- Born: November 1979 (age 46) Barnsley, South Yorkshire, England
- Spouse: Sophie Mei Lan ​(m. 2023)​
- Partner: Carrie Taylor (died 2021)

YouTube information
- Channels: Rate My Takeaway; Mr and Mrs Yorkshire;
- Years active: 2020–present
- Genre: Food reviews
- Subscribers: 785 thousand (Rate My Takeaway); 25 thousand (Mr and Mrs Yorkshire);
- Views: 197 million (Rate My Takeaway); 2.4 million (Mr and Mrs Yorkshire);

= Danny Malin =

English YouTube personality

Danny Malin (born November 1979) is an English YouTube personality and food critic. He is the former host of the YouTube series Rate My Takeaway, in which he visited and reviewed takeaway food shops, mainly in Northern England, although some reviews included London, New York, Los Angeles, Las Vegas and various cities in Scotland, Wales and Ireland. Rate My Takeaway had over 785,000 subscribers and more than 197 million views from its beginning in June 2020 until Malin left in September 2025.

— DATA SECTION —
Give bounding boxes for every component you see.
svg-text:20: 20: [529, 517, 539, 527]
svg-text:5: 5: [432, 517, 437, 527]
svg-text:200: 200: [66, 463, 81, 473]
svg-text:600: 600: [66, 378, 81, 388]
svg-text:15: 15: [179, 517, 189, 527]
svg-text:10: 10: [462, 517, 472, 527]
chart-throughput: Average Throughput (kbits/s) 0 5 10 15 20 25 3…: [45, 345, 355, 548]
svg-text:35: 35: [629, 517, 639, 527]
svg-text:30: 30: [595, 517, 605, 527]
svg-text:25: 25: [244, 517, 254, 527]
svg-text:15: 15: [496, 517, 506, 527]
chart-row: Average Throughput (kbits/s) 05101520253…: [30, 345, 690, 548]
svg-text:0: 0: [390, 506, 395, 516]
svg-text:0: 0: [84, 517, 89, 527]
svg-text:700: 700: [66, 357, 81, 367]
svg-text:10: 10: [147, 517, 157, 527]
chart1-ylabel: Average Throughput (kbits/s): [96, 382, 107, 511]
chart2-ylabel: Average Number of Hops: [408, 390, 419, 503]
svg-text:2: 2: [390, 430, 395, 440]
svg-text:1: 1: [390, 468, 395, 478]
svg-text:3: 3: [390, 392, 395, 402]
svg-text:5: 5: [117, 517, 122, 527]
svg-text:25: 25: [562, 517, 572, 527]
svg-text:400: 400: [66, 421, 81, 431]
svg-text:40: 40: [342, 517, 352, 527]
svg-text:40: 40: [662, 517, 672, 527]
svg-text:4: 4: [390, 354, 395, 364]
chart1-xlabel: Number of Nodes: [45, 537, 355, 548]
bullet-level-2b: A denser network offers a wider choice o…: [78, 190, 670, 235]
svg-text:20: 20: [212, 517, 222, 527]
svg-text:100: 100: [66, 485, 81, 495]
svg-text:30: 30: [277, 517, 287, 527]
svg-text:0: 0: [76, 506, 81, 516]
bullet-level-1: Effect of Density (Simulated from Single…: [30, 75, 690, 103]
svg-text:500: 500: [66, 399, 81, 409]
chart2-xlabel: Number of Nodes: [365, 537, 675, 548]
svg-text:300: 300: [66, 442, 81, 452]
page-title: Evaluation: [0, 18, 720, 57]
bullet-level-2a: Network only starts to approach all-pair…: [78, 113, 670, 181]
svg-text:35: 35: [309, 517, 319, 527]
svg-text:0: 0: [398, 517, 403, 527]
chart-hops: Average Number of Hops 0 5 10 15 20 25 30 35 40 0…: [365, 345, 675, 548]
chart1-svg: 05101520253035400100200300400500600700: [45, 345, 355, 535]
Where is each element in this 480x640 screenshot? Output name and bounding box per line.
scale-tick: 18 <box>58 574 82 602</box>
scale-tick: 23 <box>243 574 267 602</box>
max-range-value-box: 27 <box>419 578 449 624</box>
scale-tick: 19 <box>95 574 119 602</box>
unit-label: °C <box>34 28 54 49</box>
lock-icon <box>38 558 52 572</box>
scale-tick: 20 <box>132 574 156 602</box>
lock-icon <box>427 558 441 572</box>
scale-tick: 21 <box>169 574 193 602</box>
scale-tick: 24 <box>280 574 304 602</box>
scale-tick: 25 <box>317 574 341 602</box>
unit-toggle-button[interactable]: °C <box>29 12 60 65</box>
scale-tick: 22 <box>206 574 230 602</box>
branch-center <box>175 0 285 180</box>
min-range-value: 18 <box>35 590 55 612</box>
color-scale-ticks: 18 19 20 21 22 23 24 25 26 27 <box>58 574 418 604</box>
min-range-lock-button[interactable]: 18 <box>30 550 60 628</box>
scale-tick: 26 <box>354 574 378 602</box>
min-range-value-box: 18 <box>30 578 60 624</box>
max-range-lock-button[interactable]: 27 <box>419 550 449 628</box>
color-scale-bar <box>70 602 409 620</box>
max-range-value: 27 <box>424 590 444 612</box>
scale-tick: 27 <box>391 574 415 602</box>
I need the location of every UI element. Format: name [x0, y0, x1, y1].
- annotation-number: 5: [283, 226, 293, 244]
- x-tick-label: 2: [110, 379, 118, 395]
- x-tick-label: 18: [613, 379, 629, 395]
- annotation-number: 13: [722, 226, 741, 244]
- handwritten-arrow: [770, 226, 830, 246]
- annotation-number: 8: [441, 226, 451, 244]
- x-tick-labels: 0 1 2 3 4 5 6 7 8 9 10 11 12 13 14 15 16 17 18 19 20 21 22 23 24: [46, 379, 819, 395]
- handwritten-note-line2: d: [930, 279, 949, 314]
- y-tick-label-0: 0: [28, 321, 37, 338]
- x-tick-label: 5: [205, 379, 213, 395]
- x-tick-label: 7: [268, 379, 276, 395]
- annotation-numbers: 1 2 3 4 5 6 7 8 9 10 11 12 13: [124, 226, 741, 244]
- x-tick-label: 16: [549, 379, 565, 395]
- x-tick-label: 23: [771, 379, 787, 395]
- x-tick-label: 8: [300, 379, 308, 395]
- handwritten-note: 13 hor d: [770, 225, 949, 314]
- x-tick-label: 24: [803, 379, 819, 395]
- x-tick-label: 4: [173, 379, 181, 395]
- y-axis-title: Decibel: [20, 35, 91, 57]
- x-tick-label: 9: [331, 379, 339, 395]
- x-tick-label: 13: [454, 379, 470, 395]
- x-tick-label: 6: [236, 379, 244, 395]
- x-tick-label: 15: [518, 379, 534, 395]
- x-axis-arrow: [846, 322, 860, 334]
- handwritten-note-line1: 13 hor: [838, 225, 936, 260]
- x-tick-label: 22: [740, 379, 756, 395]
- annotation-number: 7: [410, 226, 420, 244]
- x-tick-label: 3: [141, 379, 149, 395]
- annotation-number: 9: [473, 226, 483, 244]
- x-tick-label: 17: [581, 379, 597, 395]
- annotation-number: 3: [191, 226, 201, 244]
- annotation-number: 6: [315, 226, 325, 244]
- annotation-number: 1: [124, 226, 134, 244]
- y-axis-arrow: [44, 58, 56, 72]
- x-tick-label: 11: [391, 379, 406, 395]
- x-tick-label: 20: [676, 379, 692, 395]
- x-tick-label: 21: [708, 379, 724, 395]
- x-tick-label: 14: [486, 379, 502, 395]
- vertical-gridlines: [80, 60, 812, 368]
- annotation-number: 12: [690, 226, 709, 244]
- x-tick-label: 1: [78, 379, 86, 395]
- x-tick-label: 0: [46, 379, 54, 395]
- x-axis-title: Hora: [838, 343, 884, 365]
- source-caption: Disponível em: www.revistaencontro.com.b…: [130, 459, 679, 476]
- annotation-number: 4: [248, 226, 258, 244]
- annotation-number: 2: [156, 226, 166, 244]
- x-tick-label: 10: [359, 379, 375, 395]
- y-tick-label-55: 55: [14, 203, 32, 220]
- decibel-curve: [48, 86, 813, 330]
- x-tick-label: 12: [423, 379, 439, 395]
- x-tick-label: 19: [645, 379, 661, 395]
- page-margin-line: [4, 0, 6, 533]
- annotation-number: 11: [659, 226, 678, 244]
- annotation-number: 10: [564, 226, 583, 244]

— BRIEF —
Continue the article about Danny Malin from the point where it stops, writing what comes after its final sentence.

— OUTPUT OF THE TASK —
Malin has also featured as a regular speaker on the British daytime television show Steph's Packed Lunch.

In December 2021, Malin released a charity single titled "Santa's Takeaway" in a bid to get the Christmas number one single. The Trussell Trust and Mind were the charities to benefit.

In September 2024, Malin opened a food hall called the Rate My Takeaway Kitchen' in the Packhorse Centre in Huddersfield

In September 2025, Malin left the Rate My Takeaway channel, citing behind the scenes difficulties with the degeneration of the relationship between him and the team that made the videos and the toll that had on his health.

In 2026, Malin began a new food review YouTube channel Danny vs Food.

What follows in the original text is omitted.